[EXERCISE DIRECTIONS]
Tally the lines containing "color" and report the number alone.

[TASK INPUTS]
··········

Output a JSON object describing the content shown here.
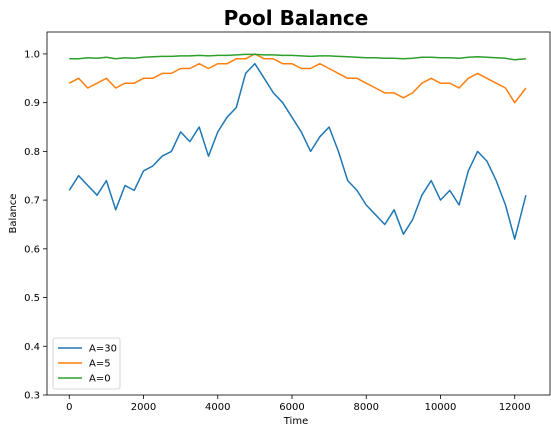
{
  "chart_data": {
    "type": "line",
    "title": "Pool Balance",
    "xlabel": "Time",
    "ylabel": "Balance",
    "xlim": [
      -600,
      12950
    ],
    "ylim": [
      0.3,
      1.045
    ],
    "xticks": [
      0,
      2000,
      4000,
      6000,
      8000,
      10000,
      12000
    ],
    "xtick_labels": [
      "0",
      "2000",
      "4000",
      "6000",
      "8000",
      "10000",
      "12000"
    ],
    "yticks": [
      0.3,
      0.4,
      0.5,
      0.6,
      0.7,
      0.8,
      0.9,
      1.0
    ],
    "ytick_labels": [
      "0.3",
      "0.4",
      "0.5",
      "0.6",
      "0.7",
      "0.8",
      "0.9",
      "1.0"
    ],
    "grid": false,
    "legend_position": "lower-left",
    "x": [
      0,
      250,
      500,
      750,
      1000,
      1250,
      1500,
      1750,
      2000,
      2250,
      2500,
      2750,
      3000,
      3250,
      3500,
      3750,
      4000,
      4250,
      4500,
      4750,
      5000,
      5250,
      5500,
      5750,
      6000,
      6250,
      6500,
      6750,
      7000,
      7250,
      7500,
      7750,
      8000,
      8250,
      8500,
      8750,
      9000,
      9250,
      9500,
      9750,
      10000,
      10250,
      10500,
      10750,
      11000,
      11250,
      11500,
      11750,
      12000,
      12300
    ],
    "series": [
      {
        "name": "A=30",
        "color": "#1f77b4",
        "values": [
          0.72,
          0.75,
          0.73,
          0.71,
          0.74,
          0.68,
          0.73,
          0.72,
          0.76,
          0.77,
          0.79,
          0.8,
          0.84,
          0.82,
          0.85,
          0.79,
          0.84,
          0.87,
          0.89,
          0.96,
          0.98,
          0.95,
          0.92,
          0.9,
          0.87,
          0.84,
          0.8,
          0.83,
          0.85,
          0.8,
          0.74,
          0.72,
          0.69,
          0.67,
          0.65,
          0.68,
          0.63,
          0.66,
          0.71,
          0.74,
          0.7,
          0.72,
          0.69,
          0.76,
          0.8,
          0.78,
          0.74,
          0.69,
          0.62,
          0.71
        ]
      },
      {
        "name": "A=5",
        "color": "#ff7f0e",
        "values": [
          0.94,
          0.95,
          0.93,
          0.94,
          0.95,
          0.93,
          0.94,
          0.94,
          0.95,
          0.95,
          0.96,
          0.96,
          0.97,
          0.97,
          0.98,
          0.97,
          0.98,
          0.98,
          0.99,
          0.99,
          1.0,
          0.99,
          0.99,
          0.98,
          0.98,
          0.97,
          0.97,
          0.98,
          0.97,
          0.96,
          0.95,
          0.95,
          0.94,
          0.93,
          0.92,
          0.92,
          0.91,
          0.92,
          0.94,
          0.95,
          0.94,
          0.94,
          0.93,
          0.95,
          0.96,
          0.95,
          0.94,
          0.93,
          0.9,
          0.93
        ]
      },
      {
        "name": "A=0",
        "color": "#2ca02c",
        "values": [
          0.99,
          0.99,
          0.992,
          0.991,
          0.993,
          0.99,
          0.992,
          0.991,
          0.993,
          0.994,
          0.995,
          0.995,
          0.996,
          0.996,
          0.997,
          0.996,
          0.997,
          0.997,
          0.998,
          0.999,
          0.999,
          0.998,
          0.998,
          0.997,
          0.997,
          0.996,
          0.995,
          0.996,
          0.996,
          0.995,
          0.994,
          0.993,
          0.992,
          0.992,
          0.991,
          0.991,
          0.99,
          0.991,
          0.993,
          0.993,
          0.992,
          0.992,
          0.991,
          0.993,
          0.994,
          0.993,
          0.992,
          0.991,
          0.988,
          0.99
        ]
      }
    ]
  }
}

··········

[ANSWER TO THE EXERCISE]
3